GIVEN INFORMATION:
▶
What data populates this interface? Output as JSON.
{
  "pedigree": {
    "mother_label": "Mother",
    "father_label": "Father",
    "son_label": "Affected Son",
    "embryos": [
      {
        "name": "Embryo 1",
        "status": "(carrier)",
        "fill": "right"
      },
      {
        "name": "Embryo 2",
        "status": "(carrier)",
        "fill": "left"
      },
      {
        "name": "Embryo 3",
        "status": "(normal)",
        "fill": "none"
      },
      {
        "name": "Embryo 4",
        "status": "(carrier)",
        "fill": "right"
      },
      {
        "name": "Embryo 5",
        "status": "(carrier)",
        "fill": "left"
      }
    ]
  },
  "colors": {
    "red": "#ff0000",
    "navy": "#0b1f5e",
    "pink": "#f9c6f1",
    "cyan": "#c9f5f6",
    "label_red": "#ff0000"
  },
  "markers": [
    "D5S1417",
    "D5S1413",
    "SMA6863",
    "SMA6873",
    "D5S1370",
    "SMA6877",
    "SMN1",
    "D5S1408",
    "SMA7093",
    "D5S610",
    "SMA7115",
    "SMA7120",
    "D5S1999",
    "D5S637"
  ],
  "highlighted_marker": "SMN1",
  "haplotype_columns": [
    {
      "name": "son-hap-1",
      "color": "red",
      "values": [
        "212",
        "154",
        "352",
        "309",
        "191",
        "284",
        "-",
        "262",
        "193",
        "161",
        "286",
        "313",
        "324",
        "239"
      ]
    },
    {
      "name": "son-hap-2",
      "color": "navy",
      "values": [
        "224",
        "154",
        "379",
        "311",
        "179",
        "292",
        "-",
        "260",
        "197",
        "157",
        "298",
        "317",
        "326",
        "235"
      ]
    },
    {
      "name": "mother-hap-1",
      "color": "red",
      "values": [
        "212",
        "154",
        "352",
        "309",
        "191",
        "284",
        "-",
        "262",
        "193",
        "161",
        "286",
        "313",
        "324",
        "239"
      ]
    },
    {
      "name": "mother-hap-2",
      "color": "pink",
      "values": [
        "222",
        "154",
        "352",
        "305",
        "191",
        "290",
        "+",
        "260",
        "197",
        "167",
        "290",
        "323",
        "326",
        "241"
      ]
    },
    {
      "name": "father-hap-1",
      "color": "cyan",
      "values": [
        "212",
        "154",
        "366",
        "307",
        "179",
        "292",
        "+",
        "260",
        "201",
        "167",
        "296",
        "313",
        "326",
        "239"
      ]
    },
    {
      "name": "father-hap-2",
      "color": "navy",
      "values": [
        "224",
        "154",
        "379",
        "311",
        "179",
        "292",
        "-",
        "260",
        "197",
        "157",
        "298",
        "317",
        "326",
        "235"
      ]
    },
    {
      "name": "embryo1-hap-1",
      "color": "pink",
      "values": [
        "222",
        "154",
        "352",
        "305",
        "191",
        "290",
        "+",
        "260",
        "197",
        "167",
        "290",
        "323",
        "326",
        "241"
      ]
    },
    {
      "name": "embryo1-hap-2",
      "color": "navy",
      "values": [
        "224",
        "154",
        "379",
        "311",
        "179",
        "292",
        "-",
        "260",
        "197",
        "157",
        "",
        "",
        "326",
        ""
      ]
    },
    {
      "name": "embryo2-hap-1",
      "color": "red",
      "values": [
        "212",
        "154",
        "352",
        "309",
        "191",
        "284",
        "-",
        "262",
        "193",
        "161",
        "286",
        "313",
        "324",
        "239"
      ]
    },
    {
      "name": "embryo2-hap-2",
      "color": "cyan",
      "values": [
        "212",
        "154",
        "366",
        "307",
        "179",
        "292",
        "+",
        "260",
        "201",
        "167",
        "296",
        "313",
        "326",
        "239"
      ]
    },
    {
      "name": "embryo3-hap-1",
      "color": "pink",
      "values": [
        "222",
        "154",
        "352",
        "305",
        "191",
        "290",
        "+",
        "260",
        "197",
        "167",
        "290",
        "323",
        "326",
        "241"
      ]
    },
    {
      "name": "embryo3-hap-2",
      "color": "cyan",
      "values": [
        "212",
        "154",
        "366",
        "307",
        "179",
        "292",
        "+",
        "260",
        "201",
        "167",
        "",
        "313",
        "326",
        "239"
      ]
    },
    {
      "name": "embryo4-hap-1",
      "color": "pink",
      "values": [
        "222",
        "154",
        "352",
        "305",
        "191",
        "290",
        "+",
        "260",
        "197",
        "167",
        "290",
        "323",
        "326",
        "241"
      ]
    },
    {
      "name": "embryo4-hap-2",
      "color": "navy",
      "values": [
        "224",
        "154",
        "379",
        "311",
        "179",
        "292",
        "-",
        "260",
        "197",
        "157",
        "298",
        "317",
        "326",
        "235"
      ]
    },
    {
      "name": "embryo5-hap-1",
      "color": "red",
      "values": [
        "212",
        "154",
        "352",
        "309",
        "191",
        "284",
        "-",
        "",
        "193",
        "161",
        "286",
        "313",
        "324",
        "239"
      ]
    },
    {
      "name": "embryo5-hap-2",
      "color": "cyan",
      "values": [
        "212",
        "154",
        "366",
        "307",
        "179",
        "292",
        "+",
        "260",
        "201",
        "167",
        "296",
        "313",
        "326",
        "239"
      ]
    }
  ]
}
◀
Write out every record verbatim.

RESULT OF THE TASK:
What data populates this interface? Output as JSON.
{
  "pedigree": {
    "mother_label": "Mother",
    "father_label": "Father",
    "son_label": "Affected Son",
    "embryos": [
      {
        "name": "Embryo 1",
        "status": "(carrier)",
        "fill": "right"
      },
      {
        "name": "Embryo 2",
        "status": "(carrier)",
        "fill": "left"
      },
      {
        "name": "Embryo 3",
        "status": "(normal)",
        "fill": "none"
      },
      {
        "name": "Embryo 4",
        "status": "(carrier)",
        "fill": "right"
      },
      {
        "name": "Embryo 5",
        "status": "(carrier)",
        "fill": "left"
      }
    ]
  },
  "colors": {
    "red": "#ff0000",
    "navy": "#0b1f5e",
    "pink": "#f9c6f1",
    "cyan": "#c9f5f6",
    "label_red": "#ff0000"
  },
  "markers": [
    "D5S1417",
    "D5S1413",
    "SMA6863",
    "SMA6873",
    "D5S1370",
    "SMA6877",
    "SMN1",
    "D5S1408",
    "SMA7093",
    "D5S610",
    "SMA7115",
    "SMA7120",
    "D5S1999",
    "D5S637"
  ],
  "highlighted_marker": "SMN1",
  "haplotype_columns": [
    {
      "name": "son-hap-1",
      "color": "red",
      "values": [
        "212",
        "154",
        "352",
        "309",
        "191",
        "284",
        "-",
        "262",
        "193",
        "161",
        "286",
        "313",
        "324",
        "239"
      ]
    },
    {
      "name": "son-hap-2",
      "color": "navy",
      "values": [
        "224",
        "154",
        "379",
        "311",
        "179",
        "292",
        "-",
        "260",
        "197",
        "157",
        "298",
        "317",
        "326",
        "235"
      ]
    },
    {
      "name": "mother-hap-1",
      "color": "red",
      "values": [
        "212",
        "154",
        "352",
        "309",
        "191",
        "284",
        "-",
        "262",
        "193",
        "161",
        "286",
        "313",
        "324",
        "239"
      ]
    },
    {
      "name": "mother-hap-2",
      "color": "pink",
      "values": [
        "222",
        "154",
        "352",
        "305",
        "191",
        "290",
        "+",
        "260",
        "197",
        "167",
        "290",
        "323",
        "326",
        "241"
      ]
    },
    {
      "name": "father-hap-1",
      "color": "cyan",
      "values": [
        "212",
        "154",
        "366",
        "307",
        "179",
        "292",
        "+",
        "260",
        "201",
        "167",
        "296",
        "313",
        "326",
        "239"
      ]
    },
    {
      "name": "father-hap-2",
      "color": "navy",
      "values": [
        "224",
        "154",
        "379",
        "311",
        "179",
        "292",
        "-",
        "260",
        "197",
        "157",
        "298",
        "317",
        "326",
        "235"
      ]
    },
    {
      "name": "embryo1-hap-1",
      "color": "pink",
      "values": [
        "222",
        "154",
        "352",
        "305",
        "191",
        "290",
        "+",
        "260",
        "197",
        "167",
        "290",
        "323",
        "326",
        "241"
      ]
    },
    {
      "name": "embryo1-hap-2",
      "color": "navy",
      "values": [
        "224",
        "154",
        "379",
        "311",
        "179",
        "292",
        "-",
        "260",
        "197",
        "157",
        "",
        "",
        "326",
        ""
      ]
    },
    {
      "name": "embryo2-hap-1",
      "color": "red",
      "values": [
        "212",
        "154",
        "352",
        "309",
        "191",
        "284",
        "-",
        "262",
        "193",
        "161",
        "286",
        "313",
        "324",
        "239"
      ]
    },
    {
      "name": "embryo2-hap-2",
      "color": "cyan",
      "values": [
        "212",
        "154",
        "366",
        "307",
        "179",
        "292",
        "+",
        "260",
        "201",
        "167",
        "296",
        "313",
        "326",
        "239"
      ]
    },
    {
      "name": "embryo3-hap-1",
      "color": "pink",
      "values": [
        "222",
        "154",
        "352",
        "305",
        "191",
        "290",
        "+",
        "260",
        "197",
        "167",
        "290",
        "323",
        "326",
        "241"
      ]
    },
    {
      "name": "embryo3-hap-2",
      "color": "cyan",
      "values": [
        "212",
        "154",
        "366",
        "307",
        "179",
        "292",
        "+",
        "260",
        "201",
        "167",
        "",
        "313",
        "326",
        "239"
      ]
    },
    {
      "name": "embryo4-hap-1",
      "color": "pink",
      "values": [
        "222",
        "154",
        "352",
        "305",
        "191",
        "290",
        "+",
        "260",
        "197",
        "167",
        "290",
        "323",
        "326",
        "241"
      ]
    },
    {
      "name": "embryo4-hap-2",
      "color": "navy",
      "values": [
        "224",
        "154",
        "379",
        "311",
        "179",
        "292",
        "-",
        "260",
        "197",
        "157",
        "298",
        "317",
        "326",
        "235"
      ]
    },
    {
      "name": "embryo5-hap-1",
      "color": "red",
      "values": [
        "212",
        "154",
        "352",
        "309",
        "191",
        "284",
        "-",
        "",
        "193",
        "161",
        "286",
        "313",
        "324",
        "239"
      ]
    },
    {
      "name": "embryo5-hap-2",
      "color": "cyan",
      "values": [
        "212",
        "154",
        "366",
        "307",
        "179",
        "292",
        "+",
        "260",
        "201",
        "167",
        "296",
        "313",
        "326",
        "239"
      ]
    }
  ]
}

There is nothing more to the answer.